*TASK GOAL*:
Work out how many lines of the records hold the string "vastuuhenkilön", and reply with that number alone.

*DATASET EXCERPTS*:
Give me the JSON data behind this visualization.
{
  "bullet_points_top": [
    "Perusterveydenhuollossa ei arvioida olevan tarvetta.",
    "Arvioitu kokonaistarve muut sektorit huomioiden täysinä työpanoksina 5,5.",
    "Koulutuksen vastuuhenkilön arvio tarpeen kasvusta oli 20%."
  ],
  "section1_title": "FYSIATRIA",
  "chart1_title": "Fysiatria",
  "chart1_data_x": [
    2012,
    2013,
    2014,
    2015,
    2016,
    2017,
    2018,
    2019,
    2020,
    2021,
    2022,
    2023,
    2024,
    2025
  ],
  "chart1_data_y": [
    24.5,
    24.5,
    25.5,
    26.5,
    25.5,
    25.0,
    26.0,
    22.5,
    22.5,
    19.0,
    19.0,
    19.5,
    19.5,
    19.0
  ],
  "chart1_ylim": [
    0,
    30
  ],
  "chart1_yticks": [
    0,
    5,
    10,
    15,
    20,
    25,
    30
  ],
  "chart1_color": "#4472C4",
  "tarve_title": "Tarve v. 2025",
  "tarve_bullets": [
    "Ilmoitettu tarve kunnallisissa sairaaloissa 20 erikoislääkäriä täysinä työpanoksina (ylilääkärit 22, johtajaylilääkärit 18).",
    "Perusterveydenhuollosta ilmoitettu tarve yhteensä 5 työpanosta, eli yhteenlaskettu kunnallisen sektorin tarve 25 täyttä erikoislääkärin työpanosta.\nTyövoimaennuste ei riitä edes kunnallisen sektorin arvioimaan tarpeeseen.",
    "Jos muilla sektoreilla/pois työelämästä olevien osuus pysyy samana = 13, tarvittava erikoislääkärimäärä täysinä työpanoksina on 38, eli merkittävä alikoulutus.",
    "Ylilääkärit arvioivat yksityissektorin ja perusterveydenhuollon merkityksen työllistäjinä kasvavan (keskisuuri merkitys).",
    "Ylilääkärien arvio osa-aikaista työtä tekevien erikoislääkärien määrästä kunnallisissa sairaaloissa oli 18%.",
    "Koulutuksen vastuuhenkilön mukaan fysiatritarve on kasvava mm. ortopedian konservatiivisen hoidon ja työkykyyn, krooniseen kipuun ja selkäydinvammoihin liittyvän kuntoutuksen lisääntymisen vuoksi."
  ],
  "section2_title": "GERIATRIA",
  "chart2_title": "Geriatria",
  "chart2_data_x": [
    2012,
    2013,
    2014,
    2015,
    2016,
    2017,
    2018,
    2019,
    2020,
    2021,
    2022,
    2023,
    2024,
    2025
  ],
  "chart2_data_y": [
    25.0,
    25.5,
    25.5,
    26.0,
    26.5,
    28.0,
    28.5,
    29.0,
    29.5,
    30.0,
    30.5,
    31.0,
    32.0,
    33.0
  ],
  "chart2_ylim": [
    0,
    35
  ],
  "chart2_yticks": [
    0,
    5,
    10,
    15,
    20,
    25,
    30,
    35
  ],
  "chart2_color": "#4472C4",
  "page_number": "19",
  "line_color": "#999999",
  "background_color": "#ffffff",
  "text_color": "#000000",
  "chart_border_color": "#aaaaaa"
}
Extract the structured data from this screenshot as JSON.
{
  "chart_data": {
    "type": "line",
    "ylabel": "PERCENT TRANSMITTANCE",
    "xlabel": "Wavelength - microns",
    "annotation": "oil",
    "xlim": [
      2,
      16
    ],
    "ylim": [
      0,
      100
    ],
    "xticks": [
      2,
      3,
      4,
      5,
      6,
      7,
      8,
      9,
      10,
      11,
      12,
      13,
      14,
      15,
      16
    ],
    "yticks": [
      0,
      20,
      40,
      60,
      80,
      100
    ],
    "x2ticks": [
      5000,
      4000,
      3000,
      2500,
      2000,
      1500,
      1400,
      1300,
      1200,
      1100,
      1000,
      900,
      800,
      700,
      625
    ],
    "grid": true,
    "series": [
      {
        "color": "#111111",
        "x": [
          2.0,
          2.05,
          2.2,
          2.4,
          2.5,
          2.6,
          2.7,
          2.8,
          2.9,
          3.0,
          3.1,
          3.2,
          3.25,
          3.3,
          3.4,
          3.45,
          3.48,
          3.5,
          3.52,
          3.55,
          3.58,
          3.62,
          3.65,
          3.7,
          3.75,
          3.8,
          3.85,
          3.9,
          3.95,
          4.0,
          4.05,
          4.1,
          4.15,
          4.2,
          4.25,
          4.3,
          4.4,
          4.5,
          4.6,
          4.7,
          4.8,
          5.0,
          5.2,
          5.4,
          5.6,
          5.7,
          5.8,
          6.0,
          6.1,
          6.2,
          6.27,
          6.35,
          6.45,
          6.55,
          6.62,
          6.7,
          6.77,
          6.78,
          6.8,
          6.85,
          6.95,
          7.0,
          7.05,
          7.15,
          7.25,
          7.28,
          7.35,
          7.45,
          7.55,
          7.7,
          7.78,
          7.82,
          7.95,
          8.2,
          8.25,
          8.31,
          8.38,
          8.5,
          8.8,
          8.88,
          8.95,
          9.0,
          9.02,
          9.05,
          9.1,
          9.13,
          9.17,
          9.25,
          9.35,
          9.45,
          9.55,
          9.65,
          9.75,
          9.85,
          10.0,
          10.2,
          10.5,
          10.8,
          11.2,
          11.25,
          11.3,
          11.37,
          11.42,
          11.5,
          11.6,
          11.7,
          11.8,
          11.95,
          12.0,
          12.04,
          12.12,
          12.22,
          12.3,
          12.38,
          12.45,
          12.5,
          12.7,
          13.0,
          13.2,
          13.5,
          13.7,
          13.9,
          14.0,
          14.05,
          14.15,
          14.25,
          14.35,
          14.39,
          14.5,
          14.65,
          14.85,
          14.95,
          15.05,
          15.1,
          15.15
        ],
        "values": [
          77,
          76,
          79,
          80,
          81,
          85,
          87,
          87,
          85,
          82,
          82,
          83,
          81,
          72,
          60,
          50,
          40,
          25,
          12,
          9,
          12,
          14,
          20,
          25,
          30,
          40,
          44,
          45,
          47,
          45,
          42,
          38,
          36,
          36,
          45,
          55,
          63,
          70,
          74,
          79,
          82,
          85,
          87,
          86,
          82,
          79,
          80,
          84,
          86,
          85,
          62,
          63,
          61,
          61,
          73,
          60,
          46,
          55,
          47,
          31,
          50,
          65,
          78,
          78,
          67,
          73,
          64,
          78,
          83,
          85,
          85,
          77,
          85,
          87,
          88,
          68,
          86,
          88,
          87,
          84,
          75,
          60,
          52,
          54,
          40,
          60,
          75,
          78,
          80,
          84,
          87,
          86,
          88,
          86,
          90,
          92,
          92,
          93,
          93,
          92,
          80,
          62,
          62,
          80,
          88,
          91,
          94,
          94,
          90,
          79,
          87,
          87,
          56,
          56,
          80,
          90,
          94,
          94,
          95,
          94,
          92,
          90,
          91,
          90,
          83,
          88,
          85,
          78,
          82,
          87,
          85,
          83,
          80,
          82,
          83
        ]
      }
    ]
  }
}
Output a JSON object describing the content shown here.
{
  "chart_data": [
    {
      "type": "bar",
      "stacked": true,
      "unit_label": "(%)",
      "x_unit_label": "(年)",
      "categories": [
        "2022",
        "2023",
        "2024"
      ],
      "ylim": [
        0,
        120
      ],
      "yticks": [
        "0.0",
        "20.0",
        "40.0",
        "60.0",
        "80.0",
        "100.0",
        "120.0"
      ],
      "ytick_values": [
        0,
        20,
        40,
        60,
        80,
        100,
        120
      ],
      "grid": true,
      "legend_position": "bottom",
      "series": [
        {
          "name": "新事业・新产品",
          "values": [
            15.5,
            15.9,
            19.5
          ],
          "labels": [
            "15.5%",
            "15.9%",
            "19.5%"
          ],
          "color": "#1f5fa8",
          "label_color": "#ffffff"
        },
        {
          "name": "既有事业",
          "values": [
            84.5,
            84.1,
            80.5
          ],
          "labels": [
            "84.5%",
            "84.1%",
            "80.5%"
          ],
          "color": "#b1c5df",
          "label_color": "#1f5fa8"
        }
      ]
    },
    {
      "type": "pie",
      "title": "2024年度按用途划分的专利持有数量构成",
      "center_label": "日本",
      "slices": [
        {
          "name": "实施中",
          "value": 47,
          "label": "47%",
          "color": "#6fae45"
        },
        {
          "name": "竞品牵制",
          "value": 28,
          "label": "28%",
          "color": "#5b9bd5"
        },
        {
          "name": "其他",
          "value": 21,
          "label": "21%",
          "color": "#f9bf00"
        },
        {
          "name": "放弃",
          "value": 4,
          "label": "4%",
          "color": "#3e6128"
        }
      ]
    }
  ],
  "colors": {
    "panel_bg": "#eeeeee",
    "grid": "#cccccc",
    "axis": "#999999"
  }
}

*WRITTEN REPLY*:
2